Instructions to follow>
Read the data and repeat it in full, exactly.
##### Input rows
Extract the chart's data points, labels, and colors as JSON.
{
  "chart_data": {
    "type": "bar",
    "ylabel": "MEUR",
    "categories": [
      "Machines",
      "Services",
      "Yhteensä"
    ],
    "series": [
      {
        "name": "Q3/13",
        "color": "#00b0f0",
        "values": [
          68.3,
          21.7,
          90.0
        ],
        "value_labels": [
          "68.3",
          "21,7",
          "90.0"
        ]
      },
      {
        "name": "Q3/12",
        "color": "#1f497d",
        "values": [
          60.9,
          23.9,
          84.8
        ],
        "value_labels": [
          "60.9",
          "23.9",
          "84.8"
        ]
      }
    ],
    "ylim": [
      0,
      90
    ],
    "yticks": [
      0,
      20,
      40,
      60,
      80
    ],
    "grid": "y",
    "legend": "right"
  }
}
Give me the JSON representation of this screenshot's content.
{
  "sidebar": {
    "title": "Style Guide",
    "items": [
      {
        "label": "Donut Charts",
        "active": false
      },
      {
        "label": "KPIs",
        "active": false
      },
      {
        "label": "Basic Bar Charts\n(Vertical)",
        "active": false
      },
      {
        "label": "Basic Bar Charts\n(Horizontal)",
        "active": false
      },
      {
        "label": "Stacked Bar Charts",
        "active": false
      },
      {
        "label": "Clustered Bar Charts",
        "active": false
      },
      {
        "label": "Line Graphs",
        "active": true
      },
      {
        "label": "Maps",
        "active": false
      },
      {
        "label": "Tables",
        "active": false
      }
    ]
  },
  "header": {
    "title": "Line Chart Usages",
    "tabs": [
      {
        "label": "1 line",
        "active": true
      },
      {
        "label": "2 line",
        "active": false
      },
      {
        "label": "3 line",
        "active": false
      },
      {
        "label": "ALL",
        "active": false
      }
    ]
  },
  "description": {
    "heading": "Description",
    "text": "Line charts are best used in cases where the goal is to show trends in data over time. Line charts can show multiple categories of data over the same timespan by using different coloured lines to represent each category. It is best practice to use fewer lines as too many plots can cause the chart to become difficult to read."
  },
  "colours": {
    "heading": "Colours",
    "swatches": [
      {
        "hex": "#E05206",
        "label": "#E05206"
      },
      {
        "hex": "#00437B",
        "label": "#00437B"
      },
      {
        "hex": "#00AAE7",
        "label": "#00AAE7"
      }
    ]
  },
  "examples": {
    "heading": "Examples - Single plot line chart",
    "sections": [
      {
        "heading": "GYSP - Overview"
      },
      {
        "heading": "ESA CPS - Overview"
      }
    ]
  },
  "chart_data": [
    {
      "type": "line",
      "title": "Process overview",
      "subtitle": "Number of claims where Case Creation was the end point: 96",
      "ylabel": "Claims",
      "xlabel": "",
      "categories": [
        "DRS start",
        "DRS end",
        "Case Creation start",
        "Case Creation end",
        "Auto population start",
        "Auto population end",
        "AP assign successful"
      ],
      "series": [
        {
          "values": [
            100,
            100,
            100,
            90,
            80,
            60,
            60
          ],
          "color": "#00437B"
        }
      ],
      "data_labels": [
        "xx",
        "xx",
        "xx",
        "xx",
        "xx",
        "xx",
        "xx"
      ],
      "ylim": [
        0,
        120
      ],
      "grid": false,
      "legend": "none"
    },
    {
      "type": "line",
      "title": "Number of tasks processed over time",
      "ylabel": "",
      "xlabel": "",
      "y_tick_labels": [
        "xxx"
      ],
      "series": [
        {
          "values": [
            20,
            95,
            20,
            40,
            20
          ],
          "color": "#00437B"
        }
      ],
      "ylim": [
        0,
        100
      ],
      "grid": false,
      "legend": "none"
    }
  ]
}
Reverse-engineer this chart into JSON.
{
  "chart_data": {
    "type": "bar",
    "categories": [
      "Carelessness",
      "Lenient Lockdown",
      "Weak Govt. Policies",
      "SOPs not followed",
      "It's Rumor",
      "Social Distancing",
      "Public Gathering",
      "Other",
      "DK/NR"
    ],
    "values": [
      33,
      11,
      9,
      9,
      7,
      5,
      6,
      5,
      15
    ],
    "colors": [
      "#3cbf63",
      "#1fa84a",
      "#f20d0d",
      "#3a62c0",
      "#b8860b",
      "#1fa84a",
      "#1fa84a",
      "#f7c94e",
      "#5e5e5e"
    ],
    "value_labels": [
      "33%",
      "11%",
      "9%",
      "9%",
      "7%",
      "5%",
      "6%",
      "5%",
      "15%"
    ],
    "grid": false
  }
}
##########
The reply>
Extract the chart's data points, labels, and colors as JSON.
{
  "chart_data": {
    "type": "bar",
    "ylabel": "MEUR",
    "categories": [
      "Machines",
      "Services",
      "Yhteensä"
    ],
    "series": [
      {
        "name": "Q3/13",
        "color": "#00b0f0",
        "values": [
          68.3,
          21.7,
          90.0
        ],
        "value_labels": [
          "68.3",
          "21,7",
          "90.0"
        ]
      },
      {
        "name": "Q3/12",
        "color": "#1f497d",
        "values": [
          60.9,
          23.9,
          84.8
        ],
        "value_labels": [
          "60.9",
          "23.9",
          "84.8"
        ]
      }
    ],
    "ylim": [
      0,
      90
    ],
    "yticks": [
      0,
      20,
      40,
      60,
      80
    ],
    "grid": "y",
    "legend": "right"
  }
}
Give me the JSON representation of this screenshot's content.
{
  "sidebar": {
    "title": "Style Guide",
    "items": [
      {
        "label": "Donut Charts",
        "active": false
      },
      {
        "label": "KPIs",
        "active": false
      },
      {
        "label": "Basic Bar Charts\n(Vertical)",
        "active": false
      },
      {
        "label": "Basic Bar Charts\n(Horizontal)",
        "active": false
      },
      {
        "label": "Stacked Bar Charts",
        "active": false
      },
      {
        "label": "Clustered Bar Charts",
        "active": false
      },
      {
        "label": "Line Graphs",
        "active": true
      },
      {
        "label": "Maps",
        "active": false
      },
      {
        "label": "Tables",
        "active": false
      }
    ]
  },
  "header": {
    "title": "Line Chart Usages",
    "tabs": [
      {
        "label": "1 line",
        "active": true
      },
      {
        "label": "2 line",
        "active": false
      },
      {
        "label": "3 line",
        "active": false
      },
      {
        "label": "ALL",
        "active": false
      }
    ]
  },
  "description": {
    "heading": "Description",
    "text": "Line charts are best used in cases where the goal is to show trends in data over time. Line charts can show multiple categories of data over the same timespan by using different coloured lines to represent each category. It is best practice to use fewer lines as too many plots can cause the chart to become difficult to read."
  },
  "colours": {
    "heading": "Colours",
    "swatches": [
      {
        "hex": "#E05206",
        "label": "#E05206"
      },
      {
        "hex": "#00437B",
        "label": "#00437B"
      },
      {
        "hex": "#00AAE7",
        "label": "#00AAE7"
      }
    ]
  },
  "examples": {
    "heading": "Examples - Single plot line chart",
    "sections": [
      {
        "heading": "GYSP - Overview"
      },
      {
        "heading": "ESA CPS - Overview"
      }
    ]
  },
  "chart_data": [
    {
      "type": "line",
      "title": "Process overview",
      "subtitle": "Number of claims where Case Creation was the end point: 96",
      "ylabel": "Claims",
      "xlabel": "",
      "categories": [
        "DRS start",
        "DRS end",
        "Case Creation start",
        "Case Creation end",
        "Auto population start",
        "Auto population end",
        "AP assign successful"
      ],
      "series": [
        {
          "values": [
            100,
            100,
            100,
            90,
            80,
            60,
            60
          ],
          "color": "#00437B"
        }
      ],
      "data_labels": [
        "xx",
        "xx",
        "xx",
        "xx",
        "xx",
        "xx",
        "xx"
      ],
      "ylim": [
        0,
        120
      ],
      "grid": false,
      "legend": "none"
    },
    {
      "type": "line",
      "title": "Number of tasks processed over time",
      "ylabel": "",
      "xlabel": "",
      "y_tick_labels": [
        "xxx"
      ],
      "series": [
        {
          "values": [
            20,
            95,
            20,
            40,
            20
          ],
          "color": "#00437B"
        }
      ],
      "ylim": [
        0,
        100
      ],
      "grid": false,
      "legend": "none"
    }
  ]
}
Reverse-engineer this chart into JSON.
{
  "chart_data": {
    "type": "bar",
    "categories": [
      "Carelessness",
      "Lenient Lockdown",
      "Weak Govt. Policies",
      "SOPs not followed",
      "It's Rumor",
      "Social Distancing",
      "Public Gathering",
      "Other",
      "DK/NR"
    ],
    "values": [
      33,
      11,
      9,
      9,
      7,
      5,
      6,
      5,
      15
    ],
    "colors": [
      "#3cbf63",
      "#1fa84a",
      "#f20d0d",
      "#3a62c0",
      "#b8860b",
      "#1fa84a",
      "#1fa84a",
      "#f7c94e",
      "#5e5e5e"
    ],
    "value_labels": [
      "33%",
      "11%",
      "9%",
      "9%",
      "7%",
      "5%",
      "6%",
      "5%",
      "15%"
    ],
    "grid": false
  }
}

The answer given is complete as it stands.